In the following material, identify every line holding the string "Metro" and return it.

# [GIVEN RECORDS]
+++
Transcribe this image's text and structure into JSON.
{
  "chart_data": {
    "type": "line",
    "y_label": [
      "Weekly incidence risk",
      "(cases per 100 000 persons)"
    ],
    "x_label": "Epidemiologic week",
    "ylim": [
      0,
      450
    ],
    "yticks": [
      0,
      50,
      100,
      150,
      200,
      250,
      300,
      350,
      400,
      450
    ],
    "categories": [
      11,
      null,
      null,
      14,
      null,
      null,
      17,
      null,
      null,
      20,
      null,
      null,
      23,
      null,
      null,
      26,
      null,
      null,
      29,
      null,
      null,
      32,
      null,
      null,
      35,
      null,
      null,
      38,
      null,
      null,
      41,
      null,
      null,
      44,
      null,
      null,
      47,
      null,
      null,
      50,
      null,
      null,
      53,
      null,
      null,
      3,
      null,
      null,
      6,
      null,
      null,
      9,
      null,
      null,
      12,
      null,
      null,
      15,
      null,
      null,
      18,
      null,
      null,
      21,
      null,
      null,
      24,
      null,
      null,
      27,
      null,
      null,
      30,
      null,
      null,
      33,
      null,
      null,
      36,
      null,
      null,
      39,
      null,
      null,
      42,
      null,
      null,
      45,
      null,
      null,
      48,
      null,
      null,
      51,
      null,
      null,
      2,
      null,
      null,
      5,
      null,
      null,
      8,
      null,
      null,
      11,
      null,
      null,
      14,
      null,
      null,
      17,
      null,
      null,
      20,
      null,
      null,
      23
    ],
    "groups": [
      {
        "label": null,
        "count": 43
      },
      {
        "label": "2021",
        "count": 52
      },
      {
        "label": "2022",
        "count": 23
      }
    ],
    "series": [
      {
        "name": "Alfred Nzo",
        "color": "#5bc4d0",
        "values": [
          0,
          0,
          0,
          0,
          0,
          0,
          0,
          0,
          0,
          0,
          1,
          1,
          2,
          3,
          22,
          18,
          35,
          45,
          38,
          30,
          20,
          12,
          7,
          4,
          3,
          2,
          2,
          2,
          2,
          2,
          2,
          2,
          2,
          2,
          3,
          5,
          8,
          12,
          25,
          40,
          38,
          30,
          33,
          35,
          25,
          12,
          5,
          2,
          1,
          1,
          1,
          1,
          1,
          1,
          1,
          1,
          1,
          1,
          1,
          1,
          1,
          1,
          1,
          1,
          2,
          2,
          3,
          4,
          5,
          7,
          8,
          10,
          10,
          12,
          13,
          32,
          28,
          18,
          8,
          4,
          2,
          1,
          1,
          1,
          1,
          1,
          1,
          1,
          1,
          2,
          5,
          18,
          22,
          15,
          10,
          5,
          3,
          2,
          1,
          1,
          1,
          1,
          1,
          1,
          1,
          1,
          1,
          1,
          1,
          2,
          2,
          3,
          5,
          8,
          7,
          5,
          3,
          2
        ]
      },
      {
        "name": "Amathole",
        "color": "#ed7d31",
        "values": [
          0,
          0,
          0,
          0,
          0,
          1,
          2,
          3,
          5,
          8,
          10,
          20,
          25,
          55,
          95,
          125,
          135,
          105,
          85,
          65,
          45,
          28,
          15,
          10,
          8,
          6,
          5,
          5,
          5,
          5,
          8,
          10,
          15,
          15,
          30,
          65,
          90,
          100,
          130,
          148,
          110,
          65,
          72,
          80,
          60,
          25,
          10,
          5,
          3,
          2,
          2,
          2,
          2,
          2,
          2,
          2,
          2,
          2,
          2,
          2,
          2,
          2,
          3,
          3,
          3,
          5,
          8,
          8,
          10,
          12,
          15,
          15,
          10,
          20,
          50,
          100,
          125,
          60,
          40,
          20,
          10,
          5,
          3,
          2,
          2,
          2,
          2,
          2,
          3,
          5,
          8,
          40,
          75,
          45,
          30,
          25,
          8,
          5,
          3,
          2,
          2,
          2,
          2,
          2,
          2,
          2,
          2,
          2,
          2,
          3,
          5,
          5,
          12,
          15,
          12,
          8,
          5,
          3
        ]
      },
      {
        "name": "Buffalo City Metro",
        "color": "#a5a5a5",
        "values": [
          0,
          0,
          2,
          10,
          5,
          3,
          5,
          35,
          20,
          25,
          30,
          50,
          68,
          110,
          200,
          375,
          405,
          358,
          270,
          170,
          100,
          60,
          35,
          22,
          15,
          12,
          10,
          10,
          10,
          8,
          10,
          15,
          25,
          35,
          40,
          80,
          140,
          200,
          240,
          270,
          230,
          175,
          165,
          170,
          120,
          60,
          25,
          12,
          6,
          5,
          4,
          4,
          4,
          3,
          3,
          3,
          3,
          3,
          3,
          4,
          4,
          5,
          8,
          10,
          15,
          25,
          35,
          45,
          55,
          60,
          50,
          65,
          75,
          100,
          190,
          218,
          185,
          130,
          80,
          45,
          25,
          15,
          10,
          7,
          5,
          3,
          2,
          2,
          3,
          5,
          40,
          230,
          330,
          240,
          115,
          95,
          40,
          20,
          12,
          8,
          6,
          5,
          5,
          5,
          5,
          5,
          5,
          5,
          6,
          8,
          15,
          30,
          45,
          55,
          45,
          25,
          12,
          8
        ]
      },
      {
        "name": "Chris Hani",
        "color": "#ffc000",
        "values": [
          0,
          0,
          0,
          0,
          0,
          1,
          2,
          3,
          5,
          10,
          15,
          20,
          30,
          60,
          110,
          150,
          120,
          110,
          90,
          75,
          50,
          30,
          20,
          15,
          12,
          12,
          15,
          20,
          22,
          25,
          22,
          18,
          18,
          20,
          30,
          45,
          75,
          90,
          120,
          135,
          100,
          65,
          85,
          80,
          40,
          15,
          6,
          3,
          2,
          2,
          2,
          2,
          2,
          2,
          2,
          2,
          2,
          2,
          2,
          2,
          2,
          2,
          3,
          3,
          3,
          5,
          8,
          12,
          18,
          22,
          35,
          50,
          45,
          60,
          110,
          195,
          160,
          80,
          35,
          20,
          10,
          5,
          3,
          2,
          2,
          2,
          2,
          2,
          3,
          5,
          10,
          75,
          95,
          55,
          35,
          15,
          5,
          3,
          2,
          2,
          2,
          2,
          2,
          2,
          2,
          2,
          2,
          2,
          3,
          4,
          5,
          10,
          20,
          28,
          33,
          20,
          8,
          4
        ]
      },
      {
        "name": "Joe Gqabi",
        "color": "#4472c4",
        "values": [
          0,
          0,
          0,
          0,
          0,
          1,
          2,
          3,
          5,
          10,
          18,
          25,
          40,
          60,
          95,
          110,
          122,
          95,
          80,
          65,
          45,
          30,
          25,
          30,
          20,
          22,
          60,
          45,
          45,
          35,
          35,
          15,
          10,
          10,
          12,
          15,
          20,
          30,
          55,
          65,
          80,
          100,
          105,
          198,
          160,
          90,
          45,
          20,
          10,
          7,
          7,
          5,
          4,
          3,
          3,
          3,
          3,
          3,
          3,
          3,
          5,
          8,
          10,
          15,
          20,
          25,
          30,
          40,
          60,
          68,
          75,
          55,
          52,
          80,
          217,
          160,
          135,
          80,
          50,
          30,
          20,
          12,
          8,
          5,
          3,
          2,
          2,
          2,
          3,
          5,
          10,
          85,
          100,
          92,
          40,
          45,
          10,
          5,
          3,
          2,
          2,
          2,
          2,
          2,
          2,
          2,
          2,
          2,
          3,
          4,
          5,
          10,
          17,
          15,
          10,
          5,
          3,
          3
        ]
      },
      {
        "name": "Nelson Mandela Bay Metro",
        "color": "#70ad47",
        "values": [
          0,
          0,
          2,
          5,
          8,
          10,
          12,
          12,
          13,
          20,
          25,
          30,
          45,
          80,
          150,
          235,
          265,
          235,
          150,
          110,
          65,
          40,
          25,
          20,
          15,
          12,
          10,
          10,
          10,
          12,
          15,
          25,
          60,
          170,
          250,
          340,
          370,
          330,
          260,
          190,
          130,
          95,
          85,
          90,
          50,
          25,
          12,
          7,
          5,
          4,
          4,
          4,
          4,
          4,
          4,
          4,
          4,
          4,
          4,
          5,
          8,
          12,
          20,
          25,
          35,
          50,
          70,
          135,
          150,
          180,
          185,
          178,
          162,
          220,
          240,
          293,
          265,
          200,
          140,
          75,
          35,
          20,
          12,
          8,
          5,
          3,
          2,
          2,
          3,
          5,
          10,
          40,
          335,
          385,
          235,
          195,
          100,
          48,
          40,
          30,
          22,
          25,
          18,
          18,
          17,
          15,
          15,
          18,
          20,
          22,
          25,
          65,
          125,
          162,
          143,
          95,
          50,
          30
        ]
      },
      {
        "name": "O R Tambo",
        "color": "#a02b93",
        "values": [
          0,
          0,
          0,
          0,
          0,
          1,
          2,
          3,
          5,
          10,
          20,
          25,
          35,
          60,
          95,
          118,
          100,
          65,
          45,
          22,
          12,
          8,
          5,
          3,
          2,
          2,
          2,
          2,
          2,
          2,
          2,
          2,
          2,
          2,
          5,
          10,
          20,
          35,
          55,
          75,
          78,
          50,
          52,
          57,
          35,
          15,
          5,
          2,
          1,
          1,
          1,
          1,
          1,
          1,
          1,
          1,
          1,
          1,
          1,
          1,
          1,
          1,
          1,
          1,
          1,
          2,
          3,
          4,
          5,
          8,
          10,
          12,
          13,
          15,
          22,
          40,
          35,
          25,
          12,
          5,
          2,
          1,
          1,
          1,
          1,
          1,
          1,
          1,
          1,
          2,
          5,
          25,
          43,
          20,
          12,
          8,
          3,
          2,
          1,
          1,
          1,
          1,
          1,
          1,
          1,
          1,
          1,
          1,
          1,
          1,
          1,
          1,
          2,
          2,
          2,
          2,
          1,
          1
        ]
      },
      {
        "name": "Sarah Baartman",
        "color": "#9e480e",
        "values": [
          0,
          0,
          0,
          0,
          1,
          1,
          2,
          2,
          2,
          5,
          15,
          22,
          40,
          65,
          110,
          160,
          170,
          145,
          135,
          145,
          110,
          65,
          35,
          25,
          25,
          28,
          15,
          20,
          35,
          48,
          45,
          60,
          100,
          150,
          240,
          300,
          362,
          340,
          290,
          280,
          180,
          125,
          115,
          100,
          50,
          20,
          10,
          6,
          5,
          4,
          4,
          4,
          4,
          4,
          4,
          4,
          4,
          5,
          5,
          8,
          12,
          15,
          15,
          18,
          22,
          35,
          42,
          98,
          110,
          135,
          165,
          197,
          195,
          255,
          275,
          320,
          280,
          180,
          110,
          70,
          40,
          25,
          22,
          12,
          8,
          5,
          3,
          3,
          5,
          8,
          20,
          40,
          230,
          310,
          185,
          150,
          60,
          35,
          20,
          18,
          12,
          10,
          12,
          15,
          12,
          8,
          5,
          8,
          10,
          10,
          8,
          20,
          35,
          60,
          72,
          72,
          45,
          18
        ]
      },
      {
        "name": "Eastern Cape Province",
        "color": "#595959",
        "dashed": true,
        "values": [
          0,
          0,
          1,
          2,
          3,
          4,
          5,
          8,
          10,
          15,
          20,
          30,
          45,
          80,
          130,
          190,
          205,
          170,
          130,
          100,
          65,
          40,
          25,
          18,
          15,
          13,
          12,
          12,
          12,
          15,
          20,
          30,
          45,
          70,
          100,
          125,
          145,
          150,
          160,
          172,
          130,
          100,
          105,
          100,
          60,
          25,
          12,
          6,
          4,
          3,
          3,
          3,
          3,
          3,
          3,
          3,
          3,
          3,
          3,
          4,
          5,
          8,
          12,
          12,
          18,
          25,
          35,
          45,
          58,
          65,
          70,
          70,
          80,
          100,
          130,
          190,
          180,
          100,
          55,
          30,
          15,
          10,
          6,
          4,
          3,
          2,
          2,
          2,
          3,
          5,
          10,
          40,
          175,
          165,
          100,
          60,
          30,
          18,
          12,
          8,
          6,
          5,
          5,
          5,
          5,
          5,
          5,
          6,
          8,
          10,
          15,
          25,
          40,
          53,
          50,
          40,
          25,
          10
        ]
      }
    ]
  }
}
+++
# [SOLVED EXERCISE]
        "name": "Buffalo City Metro",
        "name": "Nelson Mandela Bay Metro",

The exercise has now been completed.